▸ RECORD SET
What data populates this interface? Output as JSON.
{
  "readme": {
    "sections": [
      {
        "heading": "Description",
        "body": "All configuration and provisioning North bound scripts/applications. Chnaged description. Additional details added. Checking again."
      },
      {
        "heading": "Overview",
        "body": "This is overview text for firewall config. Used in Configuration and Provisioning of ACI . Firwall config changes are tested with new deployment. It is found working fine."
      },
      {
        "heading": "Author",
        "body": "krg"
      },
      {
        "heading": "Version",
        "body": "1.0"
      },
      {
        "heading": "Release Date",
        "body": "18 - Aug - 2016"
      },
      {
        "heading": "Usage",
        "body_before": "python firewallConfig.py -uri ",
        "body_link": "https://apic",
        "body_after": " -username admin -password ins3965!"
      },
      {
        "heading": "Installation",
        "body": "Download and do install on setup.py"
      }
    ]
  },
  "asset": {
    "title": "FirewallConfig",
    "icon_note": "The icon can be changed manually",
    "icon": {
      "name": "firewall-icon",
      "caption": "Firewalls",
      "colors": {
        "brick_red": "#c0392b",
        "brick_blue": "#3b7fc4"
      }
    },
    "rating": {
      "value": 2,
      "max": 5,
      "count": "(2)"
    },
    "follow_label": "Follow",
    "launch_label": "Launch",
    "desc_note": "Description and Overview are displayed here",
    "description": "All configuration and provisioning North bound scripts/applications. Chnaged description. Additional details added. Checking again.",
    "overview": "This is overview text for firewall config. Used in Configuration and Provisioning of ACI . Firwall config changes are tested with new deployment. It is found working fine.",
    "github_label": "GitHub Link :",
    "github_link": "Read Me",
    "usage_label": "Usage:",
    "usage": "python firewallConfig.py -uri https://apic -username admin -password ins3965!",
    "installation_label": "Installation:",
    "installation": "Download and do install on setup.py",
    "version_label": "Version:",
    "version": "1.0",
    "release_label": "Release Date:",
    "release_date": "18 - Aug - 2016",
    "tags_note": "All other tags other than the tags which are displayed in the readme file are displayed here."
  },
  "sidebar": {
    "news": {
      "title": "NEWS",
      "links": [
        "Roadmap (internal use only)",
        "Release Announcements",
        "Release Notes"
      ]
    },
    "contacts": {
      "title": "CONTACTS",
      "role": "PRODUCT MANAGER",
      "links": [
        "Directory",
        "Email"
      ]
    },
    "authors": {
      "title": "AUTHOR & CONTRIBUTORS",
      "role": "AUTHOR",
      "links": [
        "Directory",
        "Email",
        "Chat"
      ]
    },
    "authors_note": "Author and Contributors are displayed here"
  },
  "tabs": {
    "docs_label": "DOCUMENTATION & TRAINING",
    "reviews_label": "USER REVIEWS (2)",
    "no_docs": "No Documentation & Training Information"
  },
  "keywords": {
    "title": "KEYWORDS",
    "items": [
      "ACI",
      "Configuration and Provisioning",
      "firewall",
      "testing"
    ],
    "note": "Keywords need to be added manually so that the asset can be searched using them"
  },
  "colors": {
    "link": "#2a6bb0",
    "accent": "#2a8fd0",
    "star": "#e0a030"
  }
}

▸ PROBLEM DETAILS
Copy all lines above containing the string "text".

▸ SOLUTION
        "body": "This is overview text for firewall config. Used in Configuration and Provisioning of ACI . Firwall config changes are tested with new deployment. It is found working fine."
    "overview": "This is overview text for firewall config. Used in Configuration and Provisioning of ACI . Firwall config changes are tested with new deployment. It is found working fine.",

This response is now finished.